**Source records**
::::::

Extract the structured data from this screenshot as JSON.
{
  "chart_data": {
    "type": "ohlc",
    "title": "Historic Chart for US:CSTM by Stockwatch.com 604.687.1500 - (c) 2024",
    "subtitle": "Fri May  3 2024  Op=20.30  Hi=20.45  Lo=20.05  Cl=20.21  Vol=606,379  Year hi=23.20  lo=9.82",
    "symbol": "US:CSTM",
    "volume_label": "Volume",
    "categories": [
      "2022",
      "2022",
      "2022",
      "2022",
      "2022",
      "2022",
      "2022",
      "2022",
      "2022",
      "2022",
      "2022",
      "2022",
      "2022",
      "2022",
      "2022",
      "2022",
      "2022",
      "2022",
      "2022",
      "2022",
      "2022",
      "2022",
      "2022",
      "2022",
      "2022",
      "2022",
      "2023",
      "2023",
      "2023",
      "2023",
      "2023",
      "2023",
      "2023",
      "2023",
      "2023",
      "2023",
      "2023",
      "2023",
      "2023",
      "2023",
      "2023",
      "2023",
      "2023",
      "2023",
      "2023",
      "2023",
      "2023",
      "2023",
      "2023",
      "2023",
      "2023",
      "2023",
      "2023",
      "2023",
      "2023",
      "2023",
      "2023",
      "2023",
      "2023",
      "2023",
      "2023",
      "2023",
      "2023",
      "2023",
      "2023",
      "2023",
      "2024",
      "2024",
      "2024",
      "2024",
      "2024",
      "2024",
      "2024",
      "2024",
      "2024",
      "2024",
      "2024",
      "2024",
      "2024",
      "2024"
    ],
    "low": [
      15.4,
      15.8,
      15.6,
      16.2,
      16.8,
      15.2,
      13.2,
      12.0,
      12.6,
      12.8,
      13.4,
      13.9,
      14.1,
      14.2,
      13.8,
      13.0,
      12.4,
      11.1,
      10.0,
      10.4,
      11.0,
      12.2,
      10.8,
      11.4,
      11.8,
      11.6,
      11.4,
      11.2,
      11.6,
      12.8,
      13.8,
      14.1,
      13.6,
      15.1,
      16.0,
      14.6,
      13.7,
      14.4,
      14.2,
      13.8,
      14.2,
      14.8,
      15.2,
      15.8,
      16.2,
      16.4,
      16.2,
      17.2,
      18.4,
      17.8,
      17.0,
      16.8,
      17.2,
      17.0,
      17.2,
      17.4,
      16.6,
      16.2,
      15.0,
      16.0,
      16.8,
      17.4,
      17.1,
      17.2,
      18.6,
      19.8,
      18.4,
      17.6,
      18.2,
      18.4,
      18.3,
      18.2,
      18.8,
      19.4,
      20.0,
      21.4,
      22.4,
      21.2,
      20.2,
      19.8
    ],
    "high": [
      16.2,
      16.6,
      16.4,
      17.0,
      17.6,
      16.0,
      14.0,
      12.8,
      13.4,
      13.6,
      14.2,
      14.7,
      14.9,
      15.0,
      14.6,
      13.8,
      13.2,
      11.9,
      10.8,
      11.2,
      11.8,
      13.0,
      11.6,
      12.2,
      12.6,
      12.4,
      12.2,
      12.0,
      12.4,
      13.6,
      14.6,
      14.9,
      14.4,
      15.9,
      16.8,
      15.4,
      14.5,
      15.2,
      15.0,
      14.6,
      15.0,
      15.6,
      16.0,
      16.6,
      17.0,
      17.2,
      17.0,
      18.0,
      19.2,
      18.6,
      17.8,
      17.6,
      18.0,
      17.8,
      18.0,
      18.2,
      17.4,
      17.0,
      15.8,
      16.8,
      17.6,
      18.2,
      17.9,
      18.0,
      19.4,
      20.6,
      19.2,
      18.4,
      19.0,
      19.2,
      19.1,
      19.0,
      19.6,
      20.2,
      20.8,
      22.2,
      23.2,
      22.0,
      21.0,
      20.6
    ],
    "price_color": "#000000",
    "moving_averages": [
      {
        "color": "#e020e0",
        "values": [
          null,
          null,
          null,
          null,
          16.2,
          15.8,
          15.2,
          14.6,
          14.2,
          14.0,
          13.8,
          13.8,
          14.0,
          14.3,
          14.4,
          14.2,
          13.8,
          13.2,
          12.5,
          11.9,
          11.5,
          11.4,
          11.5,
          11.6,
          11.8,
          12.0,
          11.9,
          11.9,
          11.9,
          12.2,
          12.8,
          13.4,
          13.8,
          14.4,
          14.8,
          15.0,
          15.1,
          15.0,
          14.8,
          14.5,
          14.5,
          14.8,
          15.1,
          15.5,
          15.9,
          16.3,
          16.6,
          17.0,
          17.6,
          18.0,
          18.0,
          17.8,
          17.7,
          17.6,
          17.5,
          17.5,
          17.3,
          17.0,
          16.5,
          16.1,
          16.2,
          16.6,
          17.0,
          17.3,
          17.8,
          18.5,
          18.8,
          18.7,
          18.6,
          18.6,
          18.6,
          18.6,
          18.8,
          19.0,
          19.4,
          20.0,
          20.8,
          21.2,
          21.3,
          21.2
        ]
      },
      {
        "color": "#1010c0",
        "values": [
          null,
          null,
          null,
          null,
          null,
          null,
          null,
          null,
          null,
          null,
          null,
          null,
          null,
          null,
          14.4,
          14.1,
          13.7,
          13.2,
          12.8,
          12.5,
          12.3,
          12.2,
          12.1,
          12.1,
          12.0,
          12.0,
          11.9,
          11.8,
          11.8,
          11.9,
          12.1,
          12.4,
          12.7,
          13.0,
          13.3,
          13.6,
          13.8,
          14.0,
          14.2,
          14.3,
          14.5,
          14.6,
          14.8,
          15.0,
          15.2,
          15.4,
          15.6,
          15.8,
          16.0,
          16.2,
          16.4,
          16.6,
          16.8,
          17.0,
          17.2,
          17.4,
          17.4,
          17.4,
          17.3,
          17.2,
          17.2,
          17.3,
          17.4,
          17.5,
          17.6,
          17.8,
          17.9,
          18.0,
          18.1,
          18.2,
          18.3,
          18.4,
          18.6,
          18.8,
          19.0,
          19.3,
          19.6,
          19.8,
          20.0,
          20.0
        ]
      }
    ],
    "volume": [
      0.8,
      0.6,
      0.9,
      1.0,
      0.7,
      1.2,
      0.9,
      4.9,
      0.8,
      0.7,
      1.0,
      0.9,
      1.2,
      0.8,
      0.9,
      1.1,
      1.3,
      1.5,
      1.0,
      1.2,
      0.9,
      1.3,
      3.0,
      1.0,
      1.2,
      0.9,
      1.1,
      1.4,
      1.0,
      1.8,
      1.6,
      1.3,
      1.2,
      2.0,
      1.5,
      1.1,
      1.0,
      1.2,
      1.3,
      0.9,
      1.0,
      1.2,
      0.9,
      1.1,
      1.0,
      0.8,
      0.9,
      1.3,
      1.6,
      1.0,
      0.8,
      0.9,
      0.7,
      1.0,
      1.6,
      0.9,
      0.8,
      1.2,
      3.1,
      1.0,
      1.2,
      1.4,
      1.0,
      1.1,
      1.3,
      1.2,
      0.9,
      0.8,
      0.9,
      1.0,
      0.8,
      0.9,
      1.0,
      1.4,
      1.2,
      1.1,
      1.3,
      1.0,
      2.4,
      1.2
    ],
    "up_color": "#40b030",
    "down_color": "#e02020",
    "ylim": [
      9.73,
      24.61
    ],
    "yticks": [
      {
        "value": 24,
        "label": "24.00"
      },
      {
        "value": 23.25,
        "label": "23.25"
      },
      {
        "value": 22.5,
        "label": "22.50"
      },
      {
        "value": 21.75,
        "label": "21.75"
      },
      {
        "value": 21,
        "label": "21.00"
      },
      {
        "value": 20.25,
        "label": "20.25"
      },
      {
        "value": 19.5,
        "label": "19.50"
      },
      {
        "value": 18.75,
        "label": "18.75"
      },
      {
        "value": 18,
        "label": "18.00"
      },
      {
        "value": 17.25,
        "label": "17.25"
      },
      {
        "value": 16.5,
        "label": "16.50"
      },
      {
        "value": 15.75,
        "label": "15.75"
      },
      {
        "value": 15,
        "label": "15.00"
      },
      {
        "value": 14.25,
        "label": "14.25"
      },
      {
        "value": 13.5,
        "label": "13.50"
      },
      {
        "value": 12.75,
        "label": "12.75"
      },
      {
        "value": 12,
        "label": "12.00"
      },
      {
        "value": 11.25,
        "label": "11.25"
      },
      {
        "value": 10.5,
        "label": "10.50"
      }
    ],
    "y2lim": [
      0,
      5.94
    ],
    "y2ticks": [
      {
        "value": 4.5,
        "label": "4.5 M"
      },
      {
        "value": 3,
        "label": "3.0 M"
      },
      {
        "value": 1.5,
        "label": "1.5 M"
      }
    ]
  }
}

::::::

State how many lines above include the word "CSTM", and nothing more.

2